DATA IN THIS EXERCISE:
--------------------------------
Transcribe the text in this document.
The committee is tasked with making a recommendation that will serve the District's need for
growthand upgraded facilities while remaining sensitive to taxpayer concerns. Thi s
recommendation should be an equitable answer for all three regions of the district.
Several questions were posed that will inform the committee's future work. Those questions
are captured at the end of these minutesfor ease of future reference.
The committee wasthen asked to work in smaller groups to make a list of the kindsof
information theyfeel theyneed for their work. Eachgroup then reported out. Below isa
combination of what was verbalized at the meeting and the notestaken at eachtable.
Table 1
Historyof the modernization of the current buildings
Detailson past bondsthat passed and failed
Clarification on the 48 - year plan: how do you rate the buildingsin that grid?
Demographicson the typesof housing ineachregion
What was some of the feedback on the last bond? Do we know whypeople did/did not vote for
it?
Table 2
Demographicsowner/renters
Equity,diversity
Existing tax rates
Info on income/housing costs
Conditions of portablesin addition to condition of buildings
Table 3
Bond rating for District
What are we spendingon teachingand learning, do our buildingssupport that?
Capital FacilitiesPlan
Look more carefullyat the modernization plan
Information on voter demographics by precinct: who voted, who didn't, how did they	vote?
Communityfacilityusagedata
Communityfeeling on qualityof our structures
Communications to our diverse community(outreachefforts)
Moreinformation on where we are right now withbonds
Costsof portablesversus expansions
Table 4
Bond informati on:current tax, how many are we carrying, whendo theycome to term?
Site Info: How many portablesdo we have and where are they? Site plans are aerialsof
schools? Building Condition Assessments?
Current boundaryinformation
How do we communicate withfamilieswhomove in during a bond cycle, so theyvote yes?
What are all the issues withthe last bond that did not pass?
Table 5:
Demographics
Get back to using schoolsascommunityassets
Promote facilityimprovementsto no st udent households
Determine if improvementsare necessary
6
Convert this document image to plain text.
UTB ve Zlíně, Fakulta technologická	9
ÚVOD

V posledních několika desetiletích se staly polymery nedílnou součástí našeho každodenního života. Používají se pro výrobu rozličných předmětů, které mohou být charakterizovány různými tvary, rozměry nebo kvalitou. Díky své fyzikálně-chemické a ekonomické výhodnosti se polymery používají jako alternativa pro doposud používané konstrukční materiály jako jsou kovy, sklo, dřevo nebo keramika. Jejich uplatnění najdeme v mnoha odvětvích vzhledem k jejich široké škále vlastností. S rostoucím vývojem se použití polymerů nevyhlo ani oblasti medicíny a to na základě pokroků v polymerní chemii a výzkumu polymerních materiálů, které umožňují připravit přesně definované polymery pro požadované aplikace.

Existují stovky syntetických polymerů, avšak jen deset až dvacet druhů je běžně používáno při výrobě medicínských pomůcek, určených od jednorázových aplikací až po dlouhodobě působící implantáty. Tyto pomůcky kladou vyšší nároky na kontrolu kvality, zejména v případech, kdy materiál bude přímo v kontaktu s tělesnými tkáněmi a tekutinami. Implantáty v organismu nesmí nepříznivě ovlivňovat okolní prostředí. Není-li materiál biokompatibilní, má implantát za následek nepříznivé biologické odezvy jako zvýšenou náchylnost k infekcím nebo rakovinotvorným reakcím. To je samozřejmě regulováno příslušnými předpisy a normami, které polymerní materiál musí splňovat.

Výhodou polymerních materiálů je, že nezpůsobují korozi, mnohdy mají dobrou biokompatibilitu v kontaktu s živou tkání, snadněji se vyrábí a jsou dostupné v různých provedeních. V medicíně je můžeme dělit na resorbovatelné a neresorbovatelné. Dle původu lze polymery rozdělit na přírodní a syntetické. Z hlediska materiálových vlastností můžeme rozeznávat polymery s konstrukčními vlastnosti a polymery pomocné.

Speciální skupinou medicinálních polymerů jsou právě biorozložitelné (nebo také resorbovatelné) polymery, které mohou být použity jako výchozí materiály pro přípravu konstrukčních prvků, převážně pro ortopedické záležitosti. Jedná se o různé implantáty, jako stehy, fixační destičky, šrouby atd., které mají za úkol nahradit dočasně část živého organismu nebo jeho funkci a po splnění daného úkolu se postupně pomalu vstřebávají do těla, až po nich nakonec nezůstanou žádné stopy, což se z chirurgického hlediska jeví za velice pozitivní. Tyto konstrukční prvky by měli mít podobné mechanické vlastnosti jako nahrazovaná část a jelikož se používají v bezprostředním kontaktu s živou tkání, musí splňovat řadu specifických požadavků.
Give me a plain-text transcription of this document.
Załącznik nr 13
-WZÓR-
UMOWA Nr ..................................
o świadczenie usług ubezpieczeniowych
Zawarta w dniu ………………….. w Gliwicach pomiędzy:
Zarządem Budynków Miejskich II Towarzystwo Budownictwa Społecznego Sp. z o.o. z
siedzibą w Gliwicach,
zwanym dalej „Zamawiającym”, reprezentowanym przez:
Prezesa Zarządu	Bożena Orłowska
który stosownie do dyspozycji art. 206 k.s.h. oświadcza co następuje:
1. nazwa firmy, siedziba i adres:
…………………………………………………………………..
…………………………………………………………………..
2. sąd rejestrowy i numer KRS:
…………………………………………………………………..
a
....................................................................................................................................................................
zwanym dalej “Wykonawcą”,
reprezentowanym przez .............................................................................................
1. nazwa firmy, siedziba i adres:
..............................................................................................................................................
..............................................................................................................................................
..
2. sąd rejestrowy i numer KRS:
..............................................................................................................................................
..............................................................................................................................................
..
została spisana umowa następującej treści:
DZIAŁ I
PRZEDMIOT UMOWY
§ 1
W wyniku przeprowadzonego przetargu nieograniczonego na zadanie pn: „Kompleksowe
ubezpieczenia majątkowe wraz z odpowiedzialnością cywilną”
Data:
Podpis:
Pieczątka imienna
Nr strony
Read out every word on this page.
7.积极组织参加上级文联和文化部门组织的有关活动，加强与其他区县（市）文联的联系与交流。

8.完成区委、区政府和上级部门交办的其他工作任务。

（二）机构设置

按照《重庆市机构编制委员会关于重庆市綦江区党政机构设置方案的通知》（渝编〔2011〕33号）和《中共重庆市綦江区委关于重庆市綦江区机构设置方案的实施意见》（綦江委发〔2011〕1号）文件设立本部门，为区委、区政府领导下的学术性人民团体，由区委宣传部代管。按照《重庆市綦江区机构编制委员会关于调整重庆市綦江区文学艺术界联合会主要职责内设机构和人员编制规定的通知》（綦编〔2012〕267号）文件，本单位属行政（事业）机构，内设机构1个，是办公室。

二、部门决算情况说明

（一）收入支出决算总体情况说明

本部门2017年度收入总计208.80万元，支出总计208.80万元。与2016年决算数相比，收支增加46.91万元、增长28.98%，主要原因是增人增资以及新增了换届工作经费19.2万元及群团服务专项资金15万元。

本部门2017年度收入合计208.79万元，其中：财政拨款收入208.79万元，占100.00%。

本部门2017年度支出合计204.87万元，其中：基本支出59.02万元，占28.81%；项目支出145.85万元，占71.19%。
--------------------------------
WHAT IS EXPECTED: Repeat the lines from the one containing "Read out every word on this page." through the end of the listing, exactly and without any other lines; both ends are included.

RESULT OF THIS EXERCISE:
Read out every word on this page.
7.积极组织参加上级文联和文化部门组织的有关活动，加强与其他区县（市）文联的联系与交流。

8.完成区委、区政府和上级部门交办的其他工作任务。

（二）机构设置

按照《重庆市机构编制委员会关于重庆市綦江区党政机构设置方案的通知》（渝编〔2011〕33号）和《中共重庆市綦江区委关于重庆市綦江区机构设置方案的实施意见》（綦江委发〔2011〕1号）文件设立本部门，为区委、区政府领导下的学术性人民团体，由区委宣传部代管。按照《重庆市綦江区机构编制委员会关于调整重庆市綦江区文学艺术界联合会主要职责内设机构和人员编制规定的通知》（綦编〔2012〕267号）文件，本单位属行政（事业）机构，内设机构1个，是办公室。

二、部门决算情况说明

（一）收入支出决算总体情况说明

本部门2017年度收入总计208.80万元，支出总计208.80万元。与2016年决算数相比，收支增加46.91万元、增长28.98%，主要原因是增人增资以及新增了换届工作经费19.2万元及群团服务专项资金15万元。

本部门2017年度收入合计208.79万元，其中：财政拨款收入208.79万元，占100.00%。

本部门2017年度支出合计204.87万元，其中：基本支出59.02万元，占28.81%；项目支出145.85万元，占71.19%。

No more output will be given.